** Begin **

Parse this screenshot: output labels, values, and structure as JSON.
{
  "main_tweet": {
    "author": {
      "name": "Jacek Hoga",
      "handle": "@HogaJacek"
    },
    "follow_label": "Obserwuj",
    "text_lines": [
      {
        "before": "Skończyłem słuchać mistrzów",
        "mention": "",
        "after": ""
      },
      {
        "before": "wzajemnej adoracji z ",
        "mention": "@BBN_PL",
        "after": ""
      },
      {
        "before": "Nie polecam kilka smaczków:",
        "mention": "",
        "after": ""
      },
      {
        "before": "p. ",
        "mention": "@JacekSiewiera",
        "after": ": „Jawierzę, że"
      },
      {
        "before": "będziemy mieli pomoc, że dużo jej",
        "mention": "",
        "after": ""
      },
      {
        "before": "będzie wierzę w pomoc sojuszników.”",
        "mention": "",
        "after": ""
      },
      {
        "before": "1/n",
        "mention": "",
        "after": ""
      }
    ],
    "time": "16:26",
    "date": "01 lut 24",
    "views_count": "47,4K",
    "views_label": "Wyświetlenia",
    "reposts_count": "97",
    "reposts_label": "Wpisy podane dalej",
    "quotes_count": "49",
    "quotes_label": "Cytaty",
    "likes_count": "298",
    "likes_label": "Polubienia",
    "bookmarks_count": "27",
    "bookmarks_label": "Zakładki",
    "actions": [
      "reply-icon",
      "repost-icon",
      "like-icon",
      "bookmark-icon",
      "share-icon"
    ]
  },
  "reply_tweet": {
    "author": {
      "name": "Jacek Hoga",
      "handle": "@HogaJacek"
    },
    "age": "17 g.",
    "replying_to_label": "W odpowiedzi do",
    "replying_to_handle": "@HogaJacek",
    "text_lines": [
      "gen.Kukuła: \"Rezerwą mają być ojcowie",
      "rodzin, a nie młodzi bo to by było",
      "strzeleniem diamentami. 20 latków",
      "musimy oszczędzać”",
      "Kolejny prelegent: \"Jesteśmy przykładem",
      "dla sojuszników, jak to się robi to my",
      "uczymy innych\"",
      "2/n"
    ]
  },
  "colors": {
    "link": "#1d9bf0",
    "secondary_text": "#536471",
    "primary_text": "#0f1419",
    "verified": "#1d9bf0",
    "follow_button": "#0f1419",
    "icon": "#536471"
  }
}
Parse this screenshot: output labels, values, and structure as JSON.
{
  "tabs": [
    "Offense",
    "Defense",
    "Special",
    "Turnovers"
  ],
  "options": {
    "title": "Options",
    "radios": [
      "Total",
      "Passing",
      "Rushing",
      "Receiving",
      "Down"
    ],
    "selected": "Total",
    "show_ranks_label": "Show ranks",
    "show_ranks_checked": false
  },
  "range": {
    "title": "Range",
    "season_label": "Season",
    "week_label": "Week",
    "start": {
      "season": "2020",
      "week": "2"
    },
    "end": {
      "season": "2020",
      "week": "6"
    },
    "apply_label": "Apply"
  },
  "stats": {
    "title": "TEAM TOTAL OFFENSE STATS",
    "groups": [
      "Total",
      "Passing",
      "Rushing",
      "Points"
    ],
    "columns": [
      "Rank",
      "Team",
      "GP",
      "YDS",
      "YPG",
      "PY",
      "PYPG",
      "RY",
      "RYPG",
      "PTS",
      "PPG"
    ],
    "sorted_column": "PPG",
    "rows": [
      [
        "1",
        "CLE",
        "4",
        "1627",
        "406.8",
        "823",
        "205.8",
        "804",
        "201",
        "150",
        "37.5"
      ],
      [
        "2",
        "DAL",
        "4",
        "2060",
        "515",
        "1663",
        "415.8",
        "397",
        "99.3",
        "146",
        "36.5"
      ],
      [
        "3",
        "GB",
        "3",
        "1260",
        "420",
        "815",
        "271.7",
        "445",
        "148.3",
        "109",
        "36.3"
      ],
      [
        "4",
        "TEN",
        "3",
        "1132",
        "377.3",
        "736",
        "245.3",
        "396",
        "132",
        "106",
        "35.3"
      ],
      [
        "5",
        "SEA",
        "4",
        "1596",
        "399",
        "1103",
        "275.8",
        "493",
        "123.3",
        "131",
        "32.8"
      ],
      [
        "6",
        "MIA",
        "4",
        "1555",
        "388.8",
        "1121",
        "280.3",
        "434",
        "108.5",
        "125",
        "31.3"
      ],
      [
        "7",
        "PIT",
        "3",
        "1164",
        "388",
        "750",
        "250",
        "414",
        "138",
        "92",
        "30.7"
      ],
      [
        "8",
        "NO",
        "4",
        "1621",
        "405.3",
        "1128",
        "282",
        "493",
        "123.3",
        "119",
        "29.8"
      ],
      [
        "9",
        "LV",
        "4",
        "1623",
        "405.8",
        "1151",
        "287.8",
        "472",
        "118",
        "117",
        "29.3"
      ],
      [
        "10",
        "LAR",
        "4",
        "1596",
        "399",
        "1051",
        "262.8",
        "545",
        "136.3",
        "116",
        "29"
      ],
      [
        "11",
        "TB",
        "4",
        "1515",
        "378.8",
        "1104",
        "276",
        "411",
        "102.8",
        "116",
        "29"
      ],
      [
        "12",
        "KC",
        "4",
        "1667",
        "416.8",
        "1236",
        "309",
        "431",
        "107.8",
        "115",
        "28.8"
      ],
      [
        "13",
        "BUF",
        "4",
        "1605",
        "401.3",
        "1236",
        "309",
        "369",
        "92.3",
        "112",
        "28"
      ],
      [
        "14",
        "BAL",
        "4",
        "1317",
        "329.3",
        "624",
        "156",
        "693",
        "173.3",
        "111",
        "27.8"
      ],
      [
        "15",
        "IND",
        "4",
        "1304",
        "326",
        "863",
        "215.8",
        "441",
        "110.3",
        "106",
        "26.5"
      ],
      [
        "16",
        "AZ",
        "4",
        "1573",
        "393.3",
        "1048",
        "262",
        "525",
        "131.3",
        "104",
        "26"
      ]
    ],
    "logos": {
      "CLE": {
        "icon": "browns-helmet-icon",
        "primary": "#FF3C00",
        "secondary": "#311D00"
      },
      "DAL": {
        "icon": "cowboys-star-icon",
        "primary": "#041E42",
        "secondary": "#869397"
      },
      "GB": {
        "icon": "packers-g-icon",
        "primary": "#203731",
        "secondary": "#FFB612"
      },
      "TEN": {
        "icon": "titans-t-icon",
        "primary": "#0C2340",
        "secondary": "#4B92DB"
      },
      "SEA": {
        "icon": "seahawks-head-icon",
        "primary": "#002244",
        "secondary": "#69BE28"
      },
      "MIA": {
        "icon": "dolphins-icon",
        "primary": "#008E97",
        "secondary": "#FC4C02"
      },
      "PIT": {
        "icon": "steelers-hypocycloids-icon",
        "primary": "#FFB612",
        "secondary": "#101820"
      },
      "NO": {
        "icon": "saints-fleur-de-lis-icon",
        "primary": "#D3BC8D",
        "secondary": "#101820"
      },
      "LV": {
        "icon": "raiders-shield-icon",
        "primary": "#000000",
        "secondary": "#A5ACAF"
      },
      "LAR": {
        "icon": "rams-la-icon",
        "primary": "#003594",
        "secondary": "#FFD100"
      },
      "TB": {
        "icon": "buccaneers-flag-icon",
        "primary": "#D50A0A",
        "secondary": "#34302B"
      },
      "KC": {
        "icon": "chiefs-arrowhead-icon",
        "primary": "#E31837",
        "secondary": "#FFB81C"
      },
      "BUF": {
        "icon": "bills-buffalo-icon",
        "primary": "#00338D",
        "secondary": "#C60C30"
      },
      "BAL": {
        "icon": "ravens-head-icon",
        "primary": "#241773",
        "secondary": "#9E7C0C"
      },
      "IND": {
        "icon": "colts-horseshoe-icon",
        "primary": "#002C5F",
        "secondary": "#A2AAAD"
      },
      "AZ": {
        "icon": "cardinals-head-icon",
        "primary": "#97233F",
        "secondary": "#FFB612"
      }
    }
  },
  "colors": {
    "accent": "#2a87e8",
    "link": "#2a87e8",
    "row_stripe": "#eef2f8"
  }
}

** End **

- **PROMPT**
Search the records above for the string "before". Copy every line that contains it.

- **TASK SOLUTION**
        "before": "Skończyłem słuchać mistrzów",
        "before": "wzajemnej adoracji z ",
        "before": "Nie polecam kilka smaczków:",
        "before": "p. ",
        "before": "będziemy mieli pomoc, że dużo jej",
        "before": "będzie wierzę w pomoc sojuszników.”",
        "before": "1/n",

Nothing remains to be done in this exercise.